▸ THE PROBLEM: Extend the CAT exam preparation article below, starting right after its last sentence.

***** PROVIDED PASSAGE *****

CAT & MBA Entrance Exams – all you need to know
Here we are back again with the hits & misses of what we discussed on our last blog article. We hope that our previous article on the Easy Hacks & Tips to Prepare for CAT Entrance Exams has helped students to move ahead with an even more strategic & well-planned order. This article will enlighten on the most effective strategic learning guide to help you prepare just 3 weeks before your CAT entrance exams.
The Most Strategic Learning Guide for CAT Entrance Exams!
By now all of you must have solved enough questions, read enough theory, taken enough mock-tests. So, what should be your strategy just 3 weeks before your CAT Exams?
First – Make a note of the things you should NOT be doing:
- Read up on a new topic which you have not read until now, even if someone has told you that the topic is vital for CAT: The idea is that no single topic in CAT can decide the outcome of your exam. Also, if you have not read any topic till now, you will not suddenly be able to master it in 3 weeks. In fact, trying to read up new chapter(s) may result in you getting confused about topics you actually knew pretty well.
- Try to solve all questions that you have not done from your practice materials: Trying to do this may lead to burnout resulting in a bad performance on the exam day.
- Spend your time doing nothing, watching TV, movies, leading a chilled life, etc.: This is the other extreme scenario and also should be avoided. You need to be in touch with your studies.
Now, for what you should do:
- Take few of the remaining mock-CATs, preferably one every 2-3 days so that you have practiced 7 – 10 tests in the last 21 days. Those of you who have enrolled for any test-series program, will have 1 or 2 remaining tests, so adjust accordingly.
- Try to analyze these tests as well as analyze any of the tests you have taken before.
- If you have studied well, you should be well aware of your weaknesses & strengths – revise your weak areas from where you are making the maximum no. Of mistakes in the mock-tests.

***** MATERIAL SHOWN *****

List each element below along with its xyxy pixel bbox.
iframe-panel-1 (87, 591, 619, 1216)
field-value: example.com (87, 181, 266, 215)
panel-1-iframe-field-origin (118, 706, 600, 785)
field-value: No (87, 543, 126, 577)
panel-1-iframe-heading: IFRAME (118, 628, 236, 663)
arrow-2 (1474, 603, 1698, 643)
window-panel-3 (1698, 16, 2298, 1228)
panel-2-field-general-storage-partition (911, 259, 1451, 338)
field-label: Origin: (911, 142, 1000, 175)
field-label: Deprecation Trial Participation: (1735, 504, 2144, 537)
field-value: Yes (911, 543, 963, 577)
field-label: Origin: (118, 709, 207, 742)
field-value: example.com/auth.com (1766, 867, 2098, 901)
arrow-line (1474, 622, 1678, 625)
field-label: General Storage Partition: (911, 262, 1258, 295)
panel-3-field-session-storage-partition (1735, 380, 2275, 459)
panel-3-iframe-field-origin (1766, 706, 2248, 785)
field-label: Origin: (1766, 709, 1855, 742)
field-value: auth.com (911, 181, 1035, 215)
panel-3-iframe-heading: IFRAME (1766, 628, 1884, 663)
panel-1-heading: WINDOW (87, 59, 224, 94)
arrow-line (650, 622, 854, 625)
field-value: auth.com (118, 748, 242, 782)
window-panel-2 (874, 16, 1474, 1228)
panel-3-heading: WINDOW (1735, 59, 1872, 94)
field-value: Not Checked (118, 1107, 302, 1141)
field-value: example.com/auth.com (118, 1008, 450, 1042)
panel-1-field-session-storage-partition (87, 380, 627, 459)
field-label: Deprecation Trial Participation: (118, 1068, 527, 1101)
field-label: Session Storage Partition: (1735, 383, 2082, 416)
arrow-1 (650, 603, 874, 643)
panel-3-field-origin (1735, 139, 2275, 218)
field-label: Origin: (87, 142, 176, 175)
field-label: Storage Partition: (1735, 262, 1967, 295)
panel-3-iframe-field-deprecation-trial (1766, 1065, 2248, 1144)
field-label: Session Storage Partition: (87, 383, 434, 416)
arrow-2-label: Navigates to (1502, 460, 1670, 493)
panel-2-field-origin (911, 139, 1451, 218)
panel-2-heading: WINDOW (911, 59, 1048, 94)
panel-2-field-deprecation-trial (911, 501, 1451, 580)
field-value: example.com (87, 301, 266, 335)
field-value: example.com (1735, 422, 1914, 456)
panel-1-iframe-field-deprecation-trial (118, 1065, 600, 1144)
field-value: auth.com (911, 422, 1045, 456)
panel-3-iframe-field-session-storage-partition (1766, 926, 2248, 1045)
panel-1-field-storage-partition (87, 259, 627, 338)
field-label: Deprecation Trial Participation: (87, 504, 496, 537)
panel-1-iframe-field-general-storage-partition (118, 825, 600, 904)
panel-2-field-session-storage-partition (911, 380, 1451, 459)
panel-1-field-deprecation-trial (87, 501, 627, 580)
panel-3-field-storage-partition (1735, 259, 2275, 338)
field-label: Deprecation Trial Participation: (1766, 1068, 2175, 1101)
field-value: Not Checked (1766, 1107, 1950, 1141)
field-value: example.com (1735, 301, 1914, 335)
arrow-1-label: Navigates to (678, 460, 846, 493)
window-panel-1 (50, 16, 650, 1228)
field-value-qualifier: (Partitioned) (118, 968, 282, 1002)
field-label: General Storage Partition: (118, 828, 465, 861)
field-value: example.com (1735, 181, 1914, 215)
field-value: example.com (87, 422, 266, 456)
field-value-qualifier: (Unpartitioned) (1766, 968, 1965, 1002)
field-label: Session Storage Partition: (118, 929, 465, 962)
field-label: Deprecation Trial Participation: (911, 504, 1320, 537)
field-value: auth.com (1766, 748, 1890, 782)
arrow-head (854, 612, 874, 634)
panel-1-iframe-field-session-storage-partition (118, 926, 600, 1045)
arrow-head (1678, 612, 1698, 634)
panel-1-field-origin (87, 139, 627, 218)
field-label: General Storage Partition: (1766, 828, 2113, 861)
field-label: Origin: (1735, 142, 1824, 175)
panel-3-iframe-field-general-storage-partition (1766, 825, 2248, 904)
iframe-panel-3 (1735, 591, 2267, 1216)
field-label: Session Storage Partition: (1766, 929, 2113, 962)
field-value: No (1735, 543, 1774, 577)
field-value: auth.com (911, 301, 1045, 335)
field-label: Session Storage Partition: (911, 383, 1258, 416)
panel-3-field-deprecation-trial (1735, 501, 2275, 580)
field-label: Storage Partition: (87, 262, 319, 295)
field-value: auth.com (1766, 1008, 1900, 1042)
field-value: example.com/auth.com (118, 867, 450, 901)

*****

▸ EXPECTED OUTPUT:
- Try writing down any formula or notes of any subject so that you remember the important points before the exam.
- Study daily for about 5 – 6 hours, do not over-exert yourself at this point of time.
- The last day before the exam, do nothing. Maybe you can revise the formulae/notes you have prepared.
On the Exam Day:
At this crucial hour, it is a mandatory for you to be pretty clear about the test taking strategy. If not, try to make a strategy of your own. Read on to explore about a few guidelines for the same:
- The exam format has changed from last year. There are now 100 questions (Section 1: QA and DI – 50 questions and Section 2: VA and LR – 50 questions) for a total time of 170 minutes. There is no sectional time limit (which is not necessarily a good news!!).
- 100 questions in 170 minutes makes this exam more difficult as number of minutes per question (1.7 min i.e. 1 min 42 sec is less than what it used to be earlier i.e. 60 questions 140 minutes or 2 min 20 sec per question).
- Follow the following strategy for solving the paper (practice on one or two mock tests before the actual exam) :
- Attempting the paper:
- Start with your strongest section (either QA DI or VA LR)
- Once you have decided the section, attempt each question based on your merit.
- i. Do not waste time in scanning the entire section first, directly keep on attempting.
- ii. If at any point of time you find a question too difficult, leave it straight away.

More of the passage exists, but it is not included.